TASK INPUTS:

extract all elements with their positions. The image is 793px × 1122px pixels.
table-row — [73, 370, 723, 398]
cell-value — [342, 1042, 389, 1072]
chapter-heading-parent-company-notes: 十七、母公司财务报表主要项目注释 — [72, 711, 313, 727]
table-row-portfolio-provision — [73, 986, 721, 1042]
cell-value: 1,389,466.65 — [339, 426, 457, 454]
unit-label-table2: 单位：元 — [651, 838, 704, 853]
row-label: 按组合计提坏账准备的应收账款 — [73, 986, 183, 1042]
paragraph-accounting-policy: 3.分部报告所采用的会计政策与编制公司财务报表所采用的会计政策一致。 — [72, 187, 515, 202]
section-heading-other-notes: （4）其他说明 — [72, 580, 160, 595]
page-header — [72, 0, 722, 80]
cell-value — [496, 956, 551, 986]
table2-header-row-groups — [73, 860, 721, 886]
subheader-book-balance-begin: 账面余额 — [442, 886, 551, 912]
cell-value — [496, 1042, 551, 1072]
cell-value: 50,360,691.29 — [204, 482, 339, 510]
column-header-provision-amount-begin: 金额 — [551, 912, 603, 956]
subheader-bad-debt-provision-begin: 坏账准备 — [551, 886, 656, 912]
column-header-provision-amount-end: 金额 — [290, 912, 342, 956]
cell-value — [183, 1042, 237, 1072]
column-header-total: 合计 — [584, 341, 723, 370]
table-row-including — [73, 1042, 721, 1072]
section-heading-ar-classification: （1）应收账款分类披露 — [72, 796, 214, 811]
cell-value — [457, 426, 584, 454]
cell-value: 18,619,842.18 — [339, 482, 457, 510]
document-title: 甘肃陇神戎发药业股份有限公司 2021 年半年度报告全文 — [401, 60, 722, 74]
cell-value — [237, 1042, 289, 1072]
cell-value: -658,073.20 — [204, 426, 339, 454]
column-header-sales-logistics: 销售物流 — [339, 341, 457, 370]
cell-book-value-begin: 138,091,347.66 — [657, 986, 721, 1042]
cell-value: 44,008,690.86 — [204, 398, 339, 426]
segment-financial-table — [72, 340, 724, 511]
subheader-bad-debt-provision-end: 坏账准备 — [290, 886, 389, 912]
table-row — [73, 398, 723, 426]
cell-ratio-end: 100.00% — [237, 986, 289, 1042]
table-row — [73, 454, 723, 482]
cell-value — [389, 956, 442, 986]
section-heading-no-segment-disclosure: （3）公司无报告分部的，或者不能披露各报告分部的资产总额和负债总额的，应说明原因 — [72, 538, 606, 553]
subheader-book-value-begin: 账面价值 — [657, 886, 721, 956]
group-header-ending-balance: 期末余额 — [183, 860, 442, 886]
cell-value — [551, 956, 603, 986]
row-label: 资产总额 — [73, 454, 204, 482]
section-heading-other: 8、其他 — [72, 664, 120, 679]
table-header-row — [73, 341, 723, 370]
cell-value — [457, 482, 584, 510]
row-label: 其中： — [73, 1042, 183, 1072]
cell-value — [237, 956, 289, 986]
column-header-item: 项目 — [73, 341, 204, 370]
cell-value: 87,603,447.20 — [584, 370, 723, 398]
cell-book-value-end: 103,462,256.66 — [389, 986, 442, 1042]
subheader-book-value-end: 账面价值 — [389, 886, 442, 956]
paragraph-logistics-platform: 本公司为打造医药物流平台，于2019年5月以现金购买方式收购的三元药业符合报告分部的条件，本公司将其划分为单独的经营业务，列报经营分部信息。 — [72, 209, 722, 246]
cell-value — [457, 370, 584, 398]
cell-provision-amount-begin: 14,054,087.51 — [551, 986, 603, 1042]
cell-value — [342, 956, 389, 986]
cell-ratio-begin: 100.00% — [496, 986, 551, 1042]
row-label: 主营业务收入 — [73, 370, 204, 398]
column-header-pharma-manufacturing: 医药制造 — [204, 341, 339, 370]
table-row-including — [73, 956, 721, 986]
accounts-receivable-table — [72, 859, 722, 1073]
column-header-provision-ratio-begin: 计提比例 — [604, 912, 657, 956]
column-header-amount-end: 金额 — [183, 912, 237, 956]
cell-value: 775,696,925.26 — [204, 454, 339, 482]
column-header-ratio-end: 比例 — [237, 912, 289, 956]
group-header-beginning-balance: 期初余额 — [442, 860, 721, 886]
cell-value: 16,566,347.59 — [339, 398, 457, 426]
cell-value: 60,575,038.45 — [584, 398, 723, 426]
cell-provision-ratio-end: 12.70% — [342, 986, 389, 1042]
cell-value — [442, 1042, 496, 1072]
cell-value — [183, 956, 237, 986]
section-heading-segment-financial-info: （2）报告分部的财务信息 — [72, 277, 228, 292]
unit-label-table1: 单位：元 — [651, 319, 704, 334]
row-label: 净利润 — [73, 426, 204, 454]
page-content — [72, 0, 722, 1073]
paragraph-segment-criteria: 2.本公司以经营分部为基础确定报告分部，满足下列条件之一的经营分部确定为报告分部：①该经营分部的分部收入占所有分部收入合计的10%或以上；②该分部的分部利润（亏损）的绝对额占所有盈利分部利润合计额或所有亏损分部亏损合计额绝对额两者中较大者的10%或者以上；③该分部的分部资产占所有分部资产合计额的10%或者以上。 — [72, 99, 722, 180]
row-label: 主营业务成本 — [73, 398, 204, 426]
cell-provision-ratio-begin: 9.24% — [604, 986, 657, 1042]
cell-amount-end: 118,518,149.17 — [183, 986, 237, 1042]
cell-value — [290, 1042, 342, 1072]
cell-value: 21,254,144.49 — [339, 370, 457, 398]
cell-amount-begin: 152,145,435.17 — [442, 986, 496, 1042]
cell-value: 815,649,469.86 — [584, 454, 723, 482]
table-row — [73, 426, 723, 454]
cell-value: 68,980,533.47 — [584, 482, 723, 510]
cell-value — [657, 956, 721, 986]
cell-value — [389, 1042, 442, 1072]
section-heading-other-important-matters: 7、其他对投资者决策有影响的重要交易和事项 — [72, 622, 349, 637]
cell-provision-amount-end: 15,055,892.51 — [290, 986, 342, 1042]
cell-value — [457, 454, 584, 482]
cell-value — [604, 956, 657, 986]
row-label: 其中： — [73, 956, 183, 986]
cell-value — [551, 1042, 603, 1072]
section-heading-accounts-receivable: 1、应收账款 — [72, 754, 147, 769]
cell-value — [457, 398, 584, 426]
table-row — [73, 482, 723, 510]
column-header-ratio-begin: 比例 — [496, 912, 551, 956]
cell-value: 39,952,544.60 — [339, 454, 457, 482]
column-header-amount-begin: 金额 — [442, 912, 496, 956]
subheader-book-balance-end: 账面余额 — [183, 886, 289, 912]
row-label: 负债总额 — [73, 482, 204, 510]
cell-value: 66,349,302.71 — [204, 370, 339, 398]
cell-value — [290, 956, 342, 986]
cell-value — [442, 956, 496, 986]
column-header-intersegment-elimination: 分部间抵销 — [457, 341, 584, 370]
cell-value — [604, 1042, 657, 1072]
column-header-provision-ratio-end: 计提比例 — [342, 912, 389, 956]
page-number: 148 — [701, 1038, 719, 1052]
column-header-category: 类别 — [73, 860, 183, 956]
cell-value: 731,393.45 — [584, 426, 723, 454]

WRITTEN EXERCISE:
Reproduce the entries above, substituting "table-cell" for every occurrence of "cell-value" and leaving all other text unchanged.

WRITTEN RESPONSE:
extract all elements with their positions. The image is 793px × 1122px pixels.
table-row — [73, 370, 723, 398]
table-cell — [342, 1042, 389, 1072]
chapter-heading-parent-company-notes: 十七、母公司财务报表主要项目注释 — [72, 711, 313, 727]
table-row-portfolio-provision — [73, 986, 721, 1042]
table-cell: 1,389,466.65 — [339, 426, 457, 454]
unit-label-table2: 单位：元 — [651, 838, 704, 853]
row-label: 按组合计提坏账准备的应收账款 — [73, 986, 183, 1042]
paragraph-accounting-policy: 3.分部报告所采用的会计政策与编制公司财务报表所采用的会计政策一致。 — [72, 187, 515, 202]
section-heading-other-notes: （4）其他说明 — [72, 580, 160, 595]
page-header — [72, 0, 722, 80]
table-cell — [496, 956, 551, 986]
table2-header-row-groups — [73, 860, 721, 886]
subheader-book-balance-begin: 账面余额 — [442, 886, 551, 912]
table-cell — [496, 1042, 551, 1072]
table-cell: 50,360,691.29 — [204, 482, 339, 510]
column-header-provision-amount-begin: 金额 — [551, 912, 603, 956]
subheader-bad-debt-provision-begin: 坏账准备 — [551, 886, 656, 912]
column-header-provision-amount-end: 金额 — [290, 912, 342, 956]
table-cell — [183, 1042, 237, 1072]
column-header-total: 合计 — [584, 341, 723, 370]
table-row-including — [73, 1042, 721, 1072]
section-heading-ar-classification: （1）应收账款分类披露 — [72, 796, 214, 811]
table-cell — [457, 426, 584, 454]
table-cell: 18,619,842.18 — [339, 482, 457, 510]
document-title: 甘肃陇神戎发药业股份有限公司 2021 年半年度报告全文 — [401, 60, 722, 74]
table-cell — [237, 1042, 289, 1072]
table-cell: -658,073.20 — [204, 426, 339, 454]
column-header-sales-logistics: 销售物流 — [339, 341, 457, 370]
cell-book-value-begin: 138,091,347.66 — [657, 986, 721, 1042]
table-cell: 44,008,690.86 — [204, 398, 339, 426]
segment-financial-table — [72, 340, 724, 511]
subheader-bad-debt-provision-end: 坏账准备 — [290, 886, 389, 912]
table-row — [73, 398, 723, 426]
cell-ratio-end: 100.00% — [237, 986, 289, 1042]
table-row — [73, 454, 723, 482]
table-cell — [389, 956, 442, 986]
section-heading-no-segment-disclosure: （3）公司无报告分部的，或者不能披露各报告分部的资产总额和负债总额的，应说明原因 — [72, 538, 606, 553]
subheader-book-value-begin: 账面价值 — [657, 886, 721, 956]
group-header-ending-balance: 期末余额 — [183, 860, 442, 886]
table-cell — [551, 956, 603, 986]
row-label: 资产总额 — [73, 454, 204, 482]
section-heading-other: 8、其他 — [72, 664, 120, 679]
table-header-row — [73, 341, 723, 370]
table-cell — [457, 482, 584, 510]
row-label: 其中： — [73, 1042, 183, 1072]
table-cell — [237, 956, 289, 986]
column-header-item: 项目 — [73, 341, 204, 370]
table-cell: 87,603,447.20 — [584, 370, 723, 398]
cell-book-value-end: 103,462,256.66 — [389, 986, 442, 1042]
subheader-book-value-end: 账面价值 — [389, 886, 442, 956]
paragraph-logistics-platform: 本公司为打造医药物流平台，于2019年5月以现金购买方式收购的三元药业符合报告分部的条件，本公司将其划分为单独的经营业务，列报经营分部信息。 — [72, 209, 722, 246]
table-cell — [457, 370, 584, 398]
cell-provision-amount-begin: 14,054,087.51 — [551, 986, 603, 1042]
table-cell — [342, 956, 389, 986]
cell-ratio-begin: 100.00% — [496, 986, 551, 1042]
row-label: 主营业务收入 — [73, 370, 204, 398]
column-header-pharma-manufacturing: 医药制造 — [204, 341, 339, 370]
table-row-including — [73, 956, 721, 986]
accounts-receivable-table — [72, 859, 722, 1073]
column-header-provision-ratio-begin: 计提比例 — [604, 912, 657, 956]
column-header-amount-end: 金额 — [183, 912, 237, 956]
table-cell: 775,696,925.26 — [204, 454, 339, 482]
column-header-ratio-end: 比例 — [237, 912, 289, 956]
group-header-beginning-balance: 期初余额 — [442, 860, 721, 886]
table-cell: 16,566,347.59 — [339, 398, 457, 426]
table-cell: 60,575,038.45 — [584, 398, 723, 426]
cell-provision-ratio-end: 12.70% — [342, 986, 389, 1042]
table-cell — [442, 1042, 496, 1072]
table-cell — [183, 956, 237, 986]
section-heading-segment-financial-info: （2）报告分部的财务信息 — [72, 277, 228, 292]
unit-label-table1: 单位：元 — [651, 319, 704, 334]
row-label: 净利润 — [73, 426, 204, 454]
page-content — [72, 0, 722, 1073]
paragraph-segment-criteria: 2.本公司以经营分部为基础确定报告分部，满足下列条件之一的经营分部确定为报告分部：①该经营分部的分部收入占所有分部收入合计的10%或以上；②该分部的分部利润（亏损）的绝对额占所有盈利分部利润合计额或所有亏损分部亏损合计额绝对额两者中较大者的10%或者以上；③该分部的分部资产占所有分部资产合计额的10%或者以上。 — [72, 99, 722, 180]
row-label: 主营业务成本 — [73, 398, 204, 426]
cell-provision-ratio-begin: 9.24% — [604, 986, 657, 1042]
cell-amount-end: 118,518,149.17 — [183, 986, 237, 1042]
table-cell — [290, 1042, 342, 1072]
table-cell: 21,254,144.49 — [339, 370, 457, 398]
cell-amount-begin: 152,145,435.17 — [442, 986, 496, 1042]
table-cell: 815,649,469.86 — [584, 454, 723, 482]
table-row — [73, 426, 723, 454]
table-cell: 68,980,533.47 — [584, 482, 723, 510]
table-cell — [657, 956, 721, 986]
table-cell — [389, 1042, 442, 1072]
section-heading-other-important-matters: 7、其他对投资者决策有影响的重要交易和事项 — [72, 622, 349, 637]
cell-provision-amount-end: 15,055,892.51 — [290, 986, 342, 1042]
table-cell — [457, 454, 584, 482]
table-cell — [604, 956, 657, 986]
row-label: 其中： — [73, 956, 183, 986]
table-cell — [551, 1042, 603, 1072]
section-heading-accounts-receivable: 1、应收账款 — [72, 754, 147, 769]
table-cell — [457, 398, 584, 426]
table-row — [73, 482, 723, 510]
column-header-ratio-begin: 比例 — [496, 912, 551, 956]
table-cell: 39,952,544.60 — [339, 454, 457, 482]
column-header-amount-begin: 金额 — [442, 912, 496, 956]
subheader-book-balance-end: 账面余额 — [183, 886, 289, 912]
row-label: 负债总额 — [73, 482, 204, 510]
table-cell: 66,349,302.71 — [204, 370, 339, 398]
table-cell — [290, 956, 342, 986]
table-cell — [442, 956, 496, 986]
column-header-intersegment-elimination: 分部间抵销 — [457, 341, 584, 370]
table-cell — [604, 1042, 657, 1072]
column-header-provision-ratio-end: 计提比例 — [342, 912, 389, 956]
page-number: 148 — [701, 1038, 719, 1052]
column-header-category: 类别 — [73, 860, 183, 956]
table-cell: 731,393.45 — [584, 426, 723, 454]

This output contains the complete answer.